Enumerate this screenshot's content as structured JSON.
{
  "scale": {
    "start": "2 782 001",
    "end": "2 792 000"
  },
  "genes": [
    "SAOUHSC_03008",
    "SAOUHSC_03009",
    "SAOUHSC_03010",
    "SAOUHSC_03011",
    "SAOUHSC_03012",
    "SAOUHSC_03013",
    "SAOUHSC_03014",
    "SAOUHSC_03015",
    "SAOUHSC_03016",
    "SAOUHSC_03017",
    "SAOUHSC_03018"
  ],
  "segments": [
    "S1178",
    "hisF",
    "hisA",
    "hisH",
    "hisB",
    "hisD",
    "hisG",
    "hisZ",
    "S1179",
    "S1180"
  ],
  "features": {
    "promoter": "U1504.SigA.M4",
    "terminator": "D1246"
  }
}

» Your task
All of the entries should be output exactly as they appear above.

» Task solution
Enumerate this screenshot's content as structured JSON.
{
  "scale": {
    "start": "2 782 001",
    "end": "2 792 000"
  },
  "genes": [
    "SAOUHSC_03008",
    "SAOUHSC_03009",
    "SAOUHSC_03010",
    "SAOUHSC_03011",
    "SAOUHSC_03012",
    "SAOUHSC_03013",
    "SAOUHSC_03014",
    "SAOUHSC_03015",
    "SAOUHSC_03016",
    "SAOUHSC_03017",
    "SAOUHSC_03018"
  ],
  "segments": [
    "S1178",
    "hisF",
    "hisA",
    "hisH",
    "hisB",
    "hisD",
    "hisG",
    "hisZ",
    "S1179",
    "S1180"
  ],
  "features": {
    "promoter": "U1504.SigA.M4",
    "terminator": "D1246"
  }
}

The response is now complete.